**EXERCISE AIM**
In the listing that follows, how many lines contain "Executive"? Give the number only.

**EXERCISE DATA**
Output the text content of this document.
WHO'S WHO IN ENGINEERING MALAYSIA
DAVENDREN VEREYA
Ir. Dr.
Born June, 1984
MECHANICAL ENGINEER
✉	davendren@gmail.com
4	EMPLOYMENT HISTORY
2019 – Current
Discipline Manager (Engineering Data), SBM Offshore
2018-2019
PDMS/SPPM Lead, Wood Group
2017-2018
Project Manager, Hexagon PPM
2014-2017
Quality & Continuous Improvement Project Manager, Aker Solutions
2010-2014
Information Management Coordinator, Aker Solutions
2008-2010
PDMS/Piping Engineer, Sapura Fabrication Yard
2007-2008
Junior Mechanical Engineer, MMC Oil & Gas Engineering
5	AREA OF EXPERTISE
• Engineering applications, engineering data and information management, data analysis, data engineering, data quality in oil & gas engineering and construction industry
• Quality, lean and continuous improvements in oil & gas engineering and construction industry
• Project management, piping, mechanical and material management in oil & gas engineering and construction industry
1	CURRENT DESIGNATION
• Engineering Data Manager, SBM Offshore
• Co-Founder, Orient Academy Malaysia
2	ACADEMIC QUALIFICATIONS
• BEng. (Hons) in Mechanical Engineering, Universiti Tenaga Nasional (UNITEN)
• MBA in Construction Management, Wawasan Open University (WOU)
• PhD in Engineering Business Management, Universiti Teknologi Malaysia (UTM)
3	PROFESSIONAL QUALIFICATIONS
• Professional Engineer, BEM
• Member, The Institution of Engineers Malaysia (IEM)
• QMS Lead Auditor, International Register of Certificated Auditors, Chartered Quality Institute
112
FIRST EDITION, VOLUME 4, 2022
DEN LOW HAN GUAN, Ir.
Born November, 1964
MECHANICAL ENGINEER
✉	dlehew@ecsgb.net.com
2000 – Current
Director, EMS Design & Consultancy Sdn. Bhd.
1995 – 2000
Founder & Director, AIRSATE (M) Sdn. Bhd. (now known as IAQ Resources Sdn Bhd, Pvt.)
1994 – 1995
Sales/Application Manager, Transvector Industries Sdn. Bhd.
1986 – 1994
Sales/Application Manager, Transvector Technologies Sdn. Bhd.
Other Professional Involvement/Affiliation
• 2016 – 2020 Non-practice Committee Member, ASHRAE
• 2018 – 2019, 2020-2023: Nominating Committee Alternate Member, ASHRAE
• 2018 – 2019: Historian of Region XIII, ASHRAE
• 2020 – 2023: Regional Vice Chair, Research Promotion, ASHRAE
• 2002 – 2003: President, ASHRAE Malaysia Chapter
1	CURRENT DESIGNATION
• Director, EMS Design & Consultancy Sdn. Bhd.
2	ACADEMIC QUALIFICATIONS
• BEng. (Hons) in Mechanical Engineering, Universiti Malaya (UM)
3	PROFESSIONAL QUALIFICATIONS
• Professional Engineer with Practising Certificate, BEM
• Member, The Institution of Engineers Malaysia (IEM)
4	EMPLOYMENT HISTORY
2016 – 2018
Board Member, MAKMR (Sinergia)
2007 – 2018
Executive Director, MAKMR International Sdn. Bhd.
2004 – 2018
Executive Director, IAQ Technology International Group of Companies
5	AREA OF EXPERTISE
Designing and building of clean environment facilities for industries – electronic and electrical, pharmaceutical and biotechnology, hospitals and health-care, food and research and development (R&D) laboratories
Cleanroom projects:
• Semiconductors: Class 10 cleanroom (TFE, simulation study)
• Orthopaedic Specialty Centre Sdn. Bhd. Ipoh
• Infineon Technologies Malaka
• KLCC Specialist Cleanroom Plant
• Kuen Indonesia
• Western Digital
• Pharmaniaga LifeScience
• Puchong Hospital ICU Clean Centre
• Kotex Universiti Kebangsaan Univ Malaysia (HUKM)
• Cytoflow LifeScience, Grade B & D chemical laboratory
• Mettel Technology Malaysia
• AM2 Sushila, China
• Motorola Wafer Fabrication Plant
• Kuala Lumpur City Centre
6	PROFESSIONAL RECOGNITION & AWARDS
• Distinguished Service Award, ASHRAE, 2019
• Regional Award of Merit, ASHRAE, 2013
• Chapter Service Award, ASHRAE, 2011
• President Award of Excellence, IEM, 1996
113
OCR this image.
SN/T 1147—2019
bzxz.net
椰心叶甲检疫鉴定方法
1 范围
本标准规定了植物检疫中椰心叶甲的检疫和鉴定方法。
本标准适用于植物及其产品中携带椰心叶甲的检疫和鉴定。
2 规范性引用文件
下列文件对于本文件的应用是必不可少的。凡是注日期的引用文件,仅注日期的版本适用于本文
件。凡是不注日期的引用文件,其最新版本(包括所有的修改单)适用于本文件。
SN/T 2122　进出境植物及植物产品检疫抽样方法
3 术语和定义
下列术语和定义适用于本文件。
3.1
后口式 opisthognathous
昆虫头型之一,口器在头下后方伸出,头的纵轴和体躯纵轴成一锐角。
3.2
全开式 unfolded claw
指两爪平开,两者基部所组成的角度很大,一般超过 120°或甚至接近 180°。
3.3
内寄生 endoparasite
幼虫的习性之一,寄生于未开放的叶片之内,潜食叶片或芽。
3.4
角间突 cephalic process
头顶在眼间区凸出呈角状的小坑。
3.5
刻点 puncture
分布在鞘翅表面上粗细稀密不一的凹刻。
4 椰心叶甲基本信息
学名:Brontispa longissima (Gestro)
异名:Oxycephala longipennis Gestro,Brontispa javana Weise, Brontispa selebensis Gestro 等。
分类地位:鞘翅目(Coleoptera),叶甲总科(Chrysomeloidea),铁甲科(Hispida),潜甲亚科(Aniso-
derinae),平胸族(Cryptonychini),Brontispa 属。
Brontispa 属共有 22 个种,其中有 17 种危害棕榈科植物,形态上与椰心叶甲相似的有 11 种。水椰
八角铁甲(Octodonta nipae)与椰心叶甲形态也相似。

**THE OUTPUT**
2